Extract the items from the line containing "useful-label: Useful <box>77" through the line containing "reviews-count: 7 <box>234 98 248 122</box>", copying each line verbatim and including both of those lines.
--- start DATA ENTRIES ---
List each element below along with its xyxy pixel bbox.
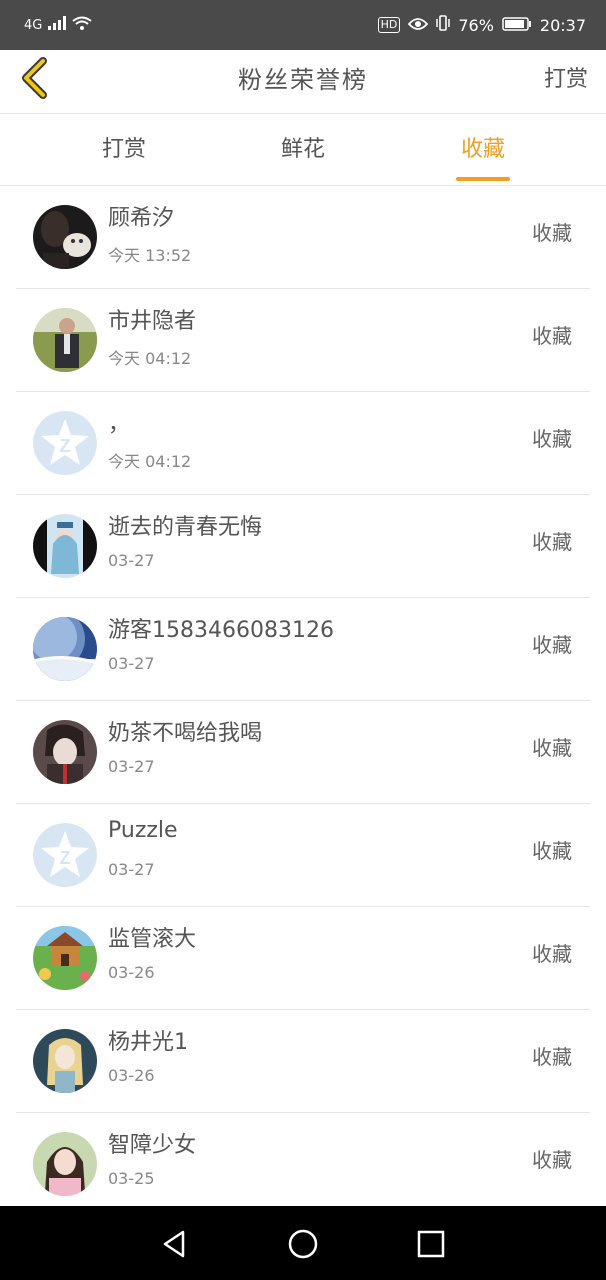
tab-flower-label: 鲜花 bbox=[280, 137, 325, 162]
fan-list: 顾希汐 今天 13:52 收藏 市井隐者 今天 04:12 收藏 Z ， 今天 … bbox=[0, 186, 606, 1216]
tab-tip-label: 打赏 bbox=[101, 137, 146, 162]
svg-text:Z: Z bbox=[60, 436, 71, 456]
favorite-label: 收藏 bbox=[532, 221, 572, 245]
status-left: 4G bbox=[24, 16, 92, 35]
fan-name: 游客1583466083126 bbox=[108, 618, 334, 643]
avatar[interactable]: Z bbox=[33, 823, 97, 887]
eye-icon bbox=[408, 16, 429, 35]
tab-favorite-label: 收藏 bbox=[460, 137, 505, 162]
fan-time: 03-27 bbox=[108, 551, 155, 570]
avatar[interactable] bbox=[33, 514, 97, 578]
wifi-icon bbox=[72, 16, 92, 35]
avatar[interactable]: Z bbox=[33, 411, 97, 475]
fan-time: 03-25 bbox=[108, 1169, 155, 1188]
list-item[interactable]: Z ， 今天 04:12 收藏 bbox=[16, 392, 590, 495]
tab-tip[interactable]: 打赏 bbox=[64, 114, 184, 186]
system-nav-bar bbox=[0, 1206, 606, 1280]
list-item[interactable]: 监管滚大 03-26 收藏 bbox=[16, 907, 590, 1010]
fan-name: 智障少女 bbox=[108, 1133, 197, 1158]
fan-time: 03-27 bbox=[108, 757, 155, 776]
avatar[interactable] bbox=[33, 926, 97, 990]
list-item[interactable]: 杨井光1 03-26 收藏 bbox=[16, 1010, 590, 1113]
list-item[interactable]: 游客1583466083126 03-27 收藏 bbox=[16, 598, 590, 701]
favorite-label: 收藏 bbox=[532, 1148, 572, 1172]
favorite-label: 收藏 bbox=[532, 530, 572, 554]
list-item[interactable]: 逝去的青春无悔 03-27 收藏 bbox=[16, 495, 590, 598]
list-item[interactable]: 智障少女 03-25 收藏 bbox=[16, 1113, 590, 1216]
fan-name: 逝去的青春无悔 bbox=[108, 515, 263, 540]
list-item[interactable]: Z Puzzle 03-27 收藏 bbox=[16, 804, 590, 907]
avatar[interactable] bbox=[33, 720, 97, 784]
svg-text:Z: Z bbox=[60, 848, 71, 868]
triangle-back-icon[interactable] bbox=[155, 1224, 195, 1264]
fan-name: 杨井光1 bbox=[108, 1030, 188, 1055]
fan-time: 03-27 bbox=[108, 860, 155, 879]
favorite-label: 收藏 bbox=[532, 942, 572, 966]
fan-name: Puzzle bbox=[108, 818, 178, 843]
tab-bar: 打赏 鲜花 收藏 bbox=[0, 114, 606, 186]
vibrate-icon bbox=[436, 15, 451, 35]
tab-favorite[interactable]: 收藏 bbox=[423, 114, 543, 186]
avatar[interactable] bbox=[33, 308, 97, 372]
favorite-label: 收藏 bbox=[532, 839, 572, 863]
avatar[interactable] bbox=[33, 205, 97, 269]
active-tab-indicator bbox=[456, 177, 510, 181]
signal-icon bbox=[48, 16, 67, 34]
status-right: HD 76% 20:37 bbox=[377, 15, 586, 35]
battery-percent: 76% bbox=[458, 15, 494, 35]
fan-name: ， bbox=[108, 412, 131, 437]
fan-name: 顾希汐 bbox=[108, 206, 175, 231]
tip-button[interactable]: 打赏 bbox=[544, 50, 588, 114]
fan-name: 监管滚大 bbox=[108, 927, 197, 952]
favorite-label: 收藏 bbox=[532, 427, 572, 451]
fan-name: 市井隐者 bbox=[108, 309, 197, 334]
fan-time: 03-27 bbox=[108, 654, 155, 673]
avatar[interactable] bbox=[33, 1132, 97, 1196]
page-title: 粉丝荣誉榜 bbox=[238, 66, 368, 94]
fan-time: 今天 04:12 bbox=[108, 349, 192, 368]
clock: 20:37 bbox=[539, 15, 586, 35]
square-recents-icon[interactable] bbox=[411, 1224, 451, 1264]
avatar[interactable] bbox=[33, 1029, 97, 1093]
circle-home-icon[interactable] bbox=[283, 1224, 323, 1264]
battery-icon bbox=[502, 16, 532, 35]
hd-badge: HD bbox=[377, 17, 401, 33]
avatar[interactable] bbox=[33, 617, 97, 681]
fan-time: 03-26 bbox=[108, 1066, 155, 1085]
list-item[interactable]: 市井隐者 今天 04:12 收藏 bbox=[16, 289, 590, 392]
network-label: 4G bbox=[24, 17, 43, 33]
tab-flower[interactable]: 鲜花 bbox=[243, 114, 363, 186]
header: 粉丝荣誉榜 打赏 bbox=[0, 50, 606, 114]
fan-time: 今天 13:52 bbox=[108, 246, 192, 265]
fan-name: 奶茶不喝给我喝 bbox=[108, 721, 263, 746]
favorite-label: 收藏 bbox=[532, 736, 572, 760]
favorite-label: 收藏 bbox=[532, 1045, 572, 1069]
list-item[interactable]: 顾希汐 今天 13:52 收藏 bbox=[16, 186, 590, 289]
fan-time: 03-26 bbox=[108, 963, 155, 982]
favorite-label: 收藏 bbox=[532, 633, 572, 657]
fan-time: 今天 04:12 bbox=[108, 452, 192, 471]
status-bar: 4G HD 76% 20:37 bbox=[0, 0, 606, 50]
list-item[interactable]: 奶茶不喝给我喝 03-27 收藏 bbox=[16, 701, 590, 804]
favorite-label: 收藏 bbox=[532, 324, 572, 348]
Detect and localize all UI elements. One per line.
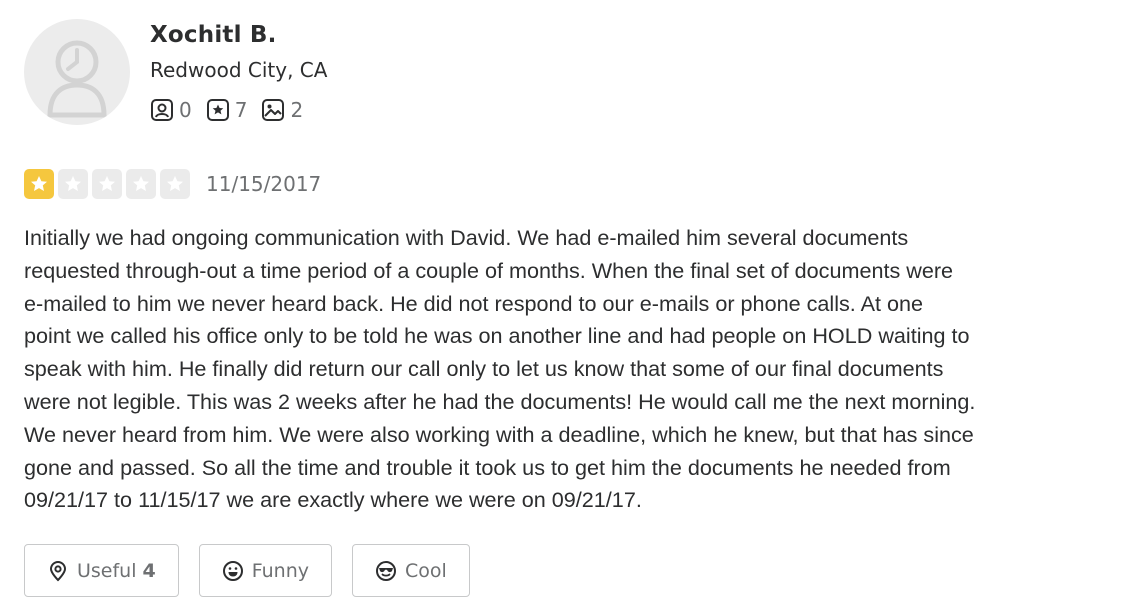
useful-label: Useful <box>77 559 137 582</box>
default-user-avatar-icon <box>47 40 107 118</box>
star-rating-row: 11/15/2017 <box>24 168 321 200</box>
funny-button[interactable]: Funny <box>198 544 333 597</box>
friends-icon <box>151 99 173 121</box>
funny-label: Funny <box>251 559 310 582</box>
review-text: Initially we had ongoing communication w… <box>24 225 976 513</box>
useful-icon <box>49 560 67 581</box>
star-icon-empty <box>160 169 190 199</box>
funny-icon <box>222 560 243 581</box>
cool-label: Cool <box>405 559 447 582</box>
photos-icon <box>262 99 285 121</box>
reviews-icon <box>206 99 229 121</box>
photos-count: 2 <box>290 98 304 122</box>
star-icon-empty <box>92 169 122 199</box>
review-date: 11/15/2017 <box>206 172 322 196</box>
reviews-count: 7 <box>234 98 248 122</box>
cool-button[interactable]: Cool <box>352 544 470 597</box>
star-icon-empty <box>126 169 156 199</box>
user-stats: 0 7 2 <box>150 96 317 124</box>
review-actions: Useful 4 Funny Cool <box>24 544 490 597</box>
cool-icon <box>376 560 397 581</box>
user-location: Redwood City, CA <box>150 58 328 82</box>
photos-stat: 2 <box>261 98 303 122</box>
reviews-stat: 7 <box>206 98 248 122</box>
user-name[interactable]: Xochitl B. <box>150 22 277 48</box>
useful-count: 4 <box>142 559 156 582</box>
useful-button[interactable]: Useful 4 <box>24 544 179 597</box>
avatar[interactable] <box>24 19 130 125</box>
star-icon-empty <box>58 169 88 199</box>
friends-count: 0 <box>179 98 192 122</box>
star-icon-filled <box>24 169 54 199</box>
friends-stat: 0 <box>150 98 192 122</box>
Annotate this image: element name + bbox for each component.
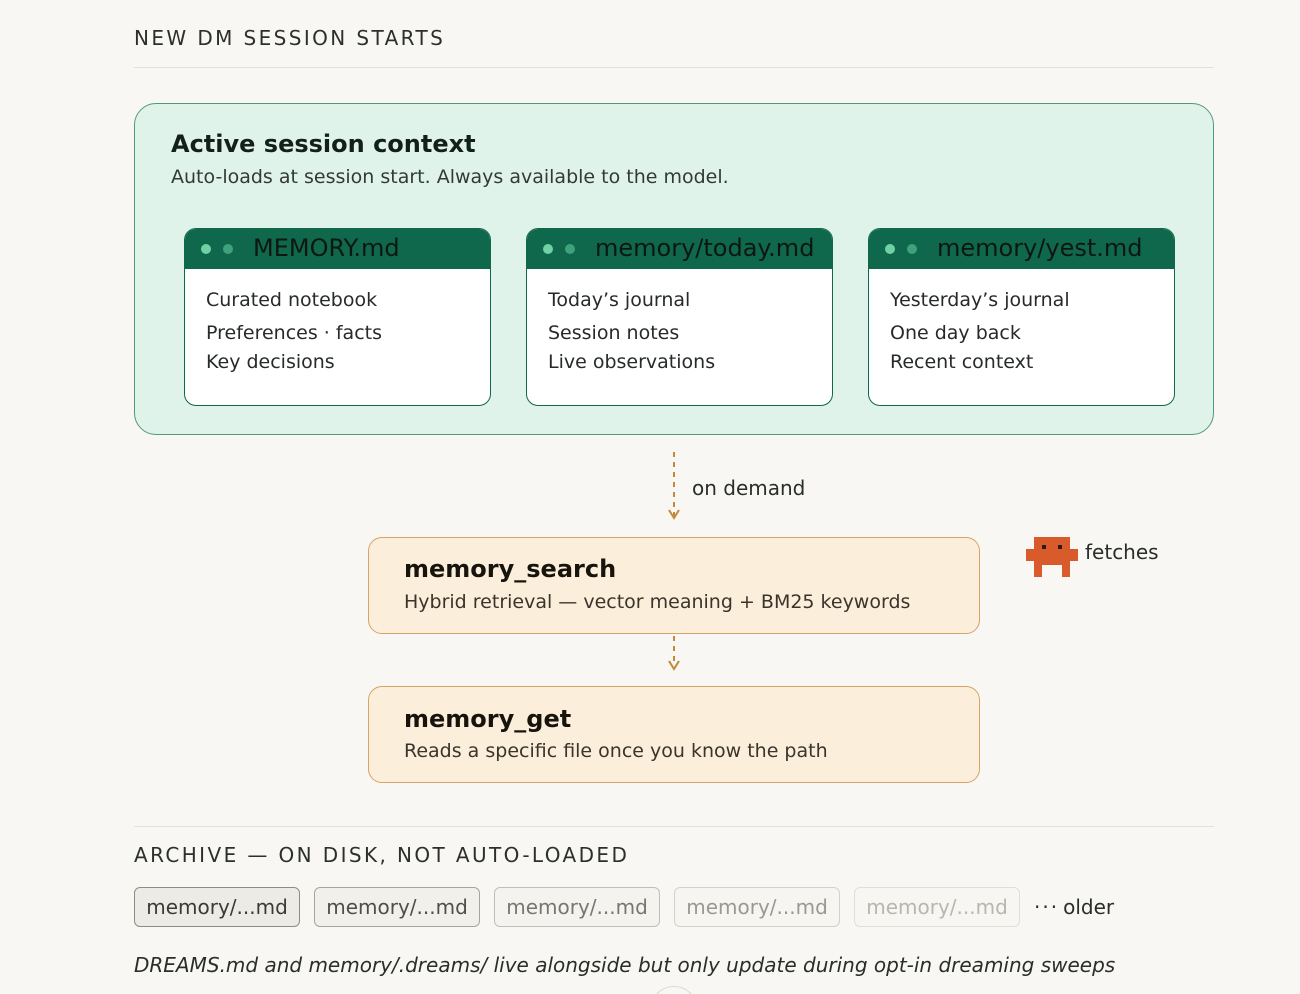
search-to-get-arrow: [668, 636, 680, 671]
header-divider: [134, 67, 1214, 68]
dreams-footnote: DREAMS.md and memory/.dreams/ live along…: [134, 953, 1116, 977]
section-title: NEW DM SESSION STARTS: [134, 26, 446, 50]
memory-get-box[interactable]: [368, 686, 980, 783]
window-dot-icon: [885, 244, 895, 254]
archive-divider: [134, 826, 1214, 827]
card-header: memory/today.md: [527, 229, 832, 269]
window-dot-icon: [201, 244, 211, 254]
archive-file-chip[interactable]: memory/...md: [674, 887, 840, 927]
tool-name: memory_get: [404, 705, 572, 733]
older-label: older: [1063, 895, 1115, 919]
card-filename: MEMORY.md: [253, 234, 400, 262]
archive-chip-row: memory/...md memory/...md memory/...md m…: [134, 887, 1114, 927]
tool-description: Reads a specific file once you know the …: [404, 740, 828, 762]
card-filename: memory/yest.md: [937, 234, 1143, 262]
archive-title: ARCHIVE — ON DISK, NOT AUTO-LOADED: [134, 843, 630, 867]
window-dot-icon: [907, 244, 917, 254]
on-demand-arrow: [668, 452, 680, 520]
archive-file-chip[interactable]: memory/...md: [134, 887, 300, 927]
card-line: Session notes: [548, 322, 680, 344]
memory-file-card[interactable]: MEMORY.md Curated notebook Preferences ·…: [184, 228, 491, 406]
today-file-card[interactable]: memory/today.md Today’s journal Session …: [526, 228, 833, 406]
archive-file-chip[interactable]: memory/...md: [854, 887, 1020, 927]
card-header: MEMORY.md: [185, 229, 490, 269]
card-line: Live observations: [548, 351, 716, 373]
card-header: memory/yest.md: [869, 229, 1174, 269]
window-dot-icon: [223, 244, 233, 254]
tool-description: Hybrid retrieval — vector meaning + BM25…: [404, 591, 911, 613]
older-indicator: ··· older: [1034, 895, 1114, 919]
ellipsis-icon: ···: [1034, 895, 1060, 919]
card-line: Key decisions: [206, 351, 335, 373]
context-title: Active session context: [171, 130, 476, 158]
archive-file-chip[interactable]: memory/...md: [494, 887, 660, 927]
window-dot-icon: [543, 244, 553, 254]
card-line: One day back: [890, 322, 1021, 344]
card-filename: memory/today.md: [595, 234, 815, 262]
on-demand-label: on demand: [692, 476, 806, 500]
circle-icon: [650, 986, 698, 994]
context-subtitle: Auto-loads at session start. Always avai…: [171, 166, 729, 188]
card-line: Recent context: [890, 351, 1034, 373]
card-line: Curated notebook: [206, 289, 378, 311]
archive-file-chip[interactable]: memory/...md: [314, 887, 480, 927]
window-dot-icon: [565, 244, 575, 254]
pixel-robot-icon: [1026, 537, 1078, 577]
yesterday-file-card[interactable]: memory/yest.md Yesterday’s journal One d…: [868, 228, 1175, 406]
fetches-label: fetches: [1085, 540, 1159, 564]
card-line: Yesterday’s journal: [890, 289, 1070, 311]
card-line: Preferences · facts: [206, 322, 382, 344]
memory-search-box[interactable]: [368, 537, 980, 634]
card-line: Today’s journal: [548, 289, 691, 311]
tool-name: memory_search: [404, 555, 617, 583]
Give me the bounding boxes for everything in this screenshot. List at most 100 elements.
--- end DATA ENTRIES ---
#### WRITTEN ANSWER:
useful-label: Useful <box>77 559 137 582</box>
default-user-avatar-icon <box>47 40 107 118</box>
star-rating-row: 11/15/2017 <box>24 168 321 200</box>
funny-button[interactable]: Funny <box>198 544 333 597</box>
friends-icon <box>151 99 173 121</box>
funny-label: Funny <box>251 559 310 582</box>
review-text: Initially we had ongoing communication w… <box>24 225 976 513</box>
useful-icon <box>49 560 67 581</box>
star-icon-empty <box>160 169 190 199</box>
funny-icon <box>222 560 243 581</box>
cool-label: Cool <box>405 559 447 582</box>
photos-icon <box>262 99 285 121</box>
reviews-icon <box>206 99 229 121</box>
photos-count: 2 <box>290 98 304 122</box>
star-icon-empty <box>92 169 122 199</box>
review-date: 11/15/2017 <box>206 172 322 196</box>
reviews-count: 7 <box>234 98 248 122</box>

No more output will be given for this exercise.